• **BRIEF 1**
In the differential equations solution, what operation is the first step applied to the equation?

• **PROVIDED TEXT**
# Elementary Differential Equations 2.3 Problem 1: Separation of Variables

#### Find the complete solution of the differential equation $\frac{dy}{dx}=\frac{2x+2xy^2}{y+2x^2y}$.

##### SOLUTION: $\frac{dy}{dx}=\frac{2x+2xy^2}{y+2x^2y}$

By cross-multiplication, $\left(y+2x^2y\right)dy=\left(2x+2xy^2\right)dx$

Factor out common monomial factors $y\left(1+2x^2\right)dy=2x\left(1+y^2\right)dx$

Simplify $2x\left(1+y^2\right)dx-y\left(1+2x^2\right)dy=0$

Combine all terms with x, and combine all terms with y $\frac{2xdx}{\left(1+2x^2\right)}-\frac{ydy}{\left(1+y^2\right)}=0$

Since the variables are already separated, we can already apply integration. That is, $\int \frac{2dx}{1+2x^2\:}-\int \:\frac{ydy}{1+y^2}=\int \:0$

For $\int \frac{2dx}{1+2x^2\:}$

Let u= $1+2x^2$. $=\int \:\frac{\frac{1}{2}du}{u}$ $=\frac{1}{2}lnu$ $=\frac{1}{2}ln\:\left(1+2x^2\right)$

For $\int \:\frac{ydy}{1+y^2}$.

• **ROWS**

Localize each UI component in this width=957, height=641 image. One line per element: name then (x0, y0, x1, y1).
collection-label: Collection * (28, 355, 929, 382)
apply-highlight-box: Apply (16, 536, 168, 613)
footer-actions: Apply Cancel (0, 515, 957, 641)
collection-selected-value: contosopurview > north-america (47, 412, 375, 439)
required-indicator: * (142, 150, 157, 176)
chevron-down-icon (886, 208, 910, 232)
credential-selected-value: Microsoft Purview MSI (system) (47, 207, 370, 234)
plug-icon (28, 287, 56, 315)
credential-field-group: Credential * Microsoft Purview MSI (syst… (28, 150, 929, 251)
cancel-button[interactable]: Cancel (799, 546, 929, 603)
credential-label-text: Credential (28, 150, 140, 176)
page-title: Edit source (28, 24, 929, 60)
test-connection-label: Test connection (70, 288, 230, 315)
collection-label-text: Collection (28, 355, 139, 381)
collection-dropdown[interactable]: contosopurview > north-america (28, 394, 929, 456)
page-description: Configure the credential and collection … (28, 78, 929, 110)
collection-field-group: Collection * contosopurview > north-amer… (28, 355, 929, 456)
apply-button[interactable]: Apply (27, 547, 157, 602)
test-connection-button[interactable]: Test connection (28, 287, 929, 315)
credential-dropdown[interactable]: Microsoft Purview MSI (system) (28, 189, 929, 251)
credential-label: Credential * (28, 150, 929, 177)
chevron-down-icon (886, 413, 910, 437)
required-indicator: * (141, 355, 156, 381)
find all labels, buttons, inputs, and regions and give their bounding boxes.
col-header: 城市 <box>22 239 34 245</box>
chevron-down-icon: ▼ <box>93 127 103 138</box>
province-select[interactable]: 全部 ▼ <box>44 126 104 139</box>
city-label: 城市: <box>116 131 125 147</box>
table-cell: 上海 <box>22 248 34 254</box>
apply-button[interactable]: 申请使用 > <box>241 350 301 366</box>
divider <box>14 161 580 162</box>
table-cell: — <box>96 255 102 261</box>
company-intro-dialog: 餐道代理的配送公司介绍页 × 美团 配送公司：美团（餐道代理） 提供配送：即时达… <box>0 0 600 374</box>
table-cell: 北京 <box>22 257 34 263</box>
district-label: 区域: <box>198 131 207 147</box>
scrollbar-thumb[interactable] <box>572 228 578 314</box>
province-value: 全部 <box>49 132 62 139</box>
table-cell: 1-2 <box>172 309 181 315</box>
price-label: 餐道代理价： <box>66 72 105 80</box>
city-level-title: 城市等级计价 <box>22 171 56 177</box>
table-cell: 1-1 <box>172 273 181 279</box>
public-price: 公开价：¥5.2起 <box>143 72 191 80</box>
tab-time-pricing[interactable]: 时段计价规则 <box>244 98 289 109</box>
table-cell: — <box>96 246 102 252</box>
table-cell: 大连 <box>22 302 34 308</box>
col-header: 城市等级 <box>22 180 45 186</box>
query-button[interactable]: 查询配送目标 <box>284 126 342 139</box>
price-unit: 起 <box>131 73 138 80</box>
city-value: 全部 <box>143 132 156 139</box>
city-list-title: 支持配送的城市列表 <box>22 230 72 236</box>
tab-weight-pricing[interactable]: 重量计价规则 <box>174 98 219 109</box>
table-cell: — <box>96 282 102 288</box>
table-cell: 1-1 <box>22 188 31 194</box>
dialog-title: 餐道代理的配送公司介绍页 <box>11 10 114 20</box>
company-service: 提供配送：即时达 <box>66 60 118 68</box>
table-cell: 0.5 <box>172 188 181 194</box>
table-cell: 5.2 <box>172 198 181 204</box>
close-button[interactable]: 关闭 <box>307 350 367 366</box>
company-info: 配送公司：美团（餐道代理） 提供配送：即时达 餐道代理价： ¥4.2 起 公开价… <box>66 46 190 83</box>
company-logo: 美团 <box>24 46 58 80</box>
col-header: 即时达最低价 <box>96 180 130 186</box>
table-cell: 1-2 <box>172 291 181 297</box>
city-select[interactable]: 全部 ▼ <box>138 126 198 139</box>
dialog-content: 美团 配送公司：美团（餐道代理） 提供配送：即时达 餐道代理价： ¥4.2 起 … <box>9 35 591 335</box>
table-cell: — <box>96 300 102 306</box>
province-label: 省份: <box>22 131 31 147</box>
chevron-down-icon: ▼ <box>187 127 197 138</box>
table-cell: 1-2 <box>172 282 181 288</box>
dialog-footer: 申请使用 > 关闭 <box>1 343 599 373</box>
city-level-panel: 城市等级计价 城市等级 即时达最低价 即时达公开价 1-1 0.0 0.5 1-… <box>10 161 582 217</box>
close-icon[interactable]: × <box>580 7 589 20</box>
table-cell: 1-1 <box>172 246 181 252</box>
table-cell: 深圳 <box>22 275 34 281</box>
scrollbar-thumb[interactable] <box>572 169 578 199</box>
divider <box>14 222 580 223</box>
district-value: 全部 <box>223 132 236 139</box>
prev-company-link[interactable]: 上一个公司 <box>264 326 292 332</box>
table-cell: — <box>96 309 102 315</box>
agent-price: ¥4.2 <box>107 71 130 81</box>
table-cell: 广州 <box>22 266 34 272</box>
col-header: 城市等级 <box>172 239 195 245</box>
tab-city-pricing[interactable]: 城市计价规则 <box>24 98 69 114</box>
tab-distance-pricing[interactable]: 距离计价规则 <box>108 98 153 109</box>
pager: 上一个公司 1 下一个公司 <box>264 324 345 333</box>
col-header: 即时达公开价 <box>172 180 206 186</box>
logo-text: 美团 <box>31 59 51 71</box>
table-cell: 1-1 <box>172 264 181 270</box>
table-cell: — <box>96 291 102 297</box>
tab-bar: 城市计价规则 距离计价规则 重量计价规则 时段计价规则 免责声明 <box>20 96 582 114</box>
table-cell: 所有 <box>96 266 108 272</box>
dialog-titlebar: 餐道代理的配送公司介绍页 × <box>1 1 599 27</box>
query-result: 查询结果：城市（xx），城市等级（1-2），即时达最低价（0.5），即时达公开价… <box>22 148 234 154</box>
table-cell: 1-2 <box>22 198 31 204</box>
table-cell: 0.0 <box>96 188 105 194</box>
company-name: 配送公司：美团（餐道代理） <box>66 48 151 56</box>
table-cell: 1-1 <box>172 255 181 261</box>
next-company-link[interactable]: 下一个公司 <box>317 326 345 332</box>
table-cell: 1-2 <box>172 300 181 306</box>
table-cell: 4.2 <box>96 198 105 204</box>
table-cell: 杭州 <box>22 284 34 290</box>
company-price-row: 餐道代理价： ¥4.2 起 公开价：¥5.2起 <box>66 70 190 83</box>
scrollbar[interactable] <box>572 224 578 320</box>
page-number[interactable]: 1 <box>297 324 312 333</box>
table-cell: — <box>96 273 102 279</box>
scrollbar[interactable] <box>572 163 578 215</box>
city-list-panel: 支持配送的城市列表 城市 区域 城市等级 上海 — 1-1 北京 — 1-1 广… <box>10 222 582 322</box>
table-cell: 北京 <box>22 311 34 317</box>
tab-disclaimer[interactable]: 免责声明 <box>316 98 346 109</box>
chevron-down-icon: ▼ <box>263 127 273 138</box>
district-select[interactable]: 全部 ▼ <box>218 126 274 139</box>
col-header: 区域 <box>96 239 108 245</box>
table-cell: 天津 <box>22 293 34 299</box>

• **BRIEF 2**
Give only the number of rows above that contain the string "link".

• **RIGHT ANSWER 1**
Cross-multiplication.

• **RIGHT ANSWER 2**
2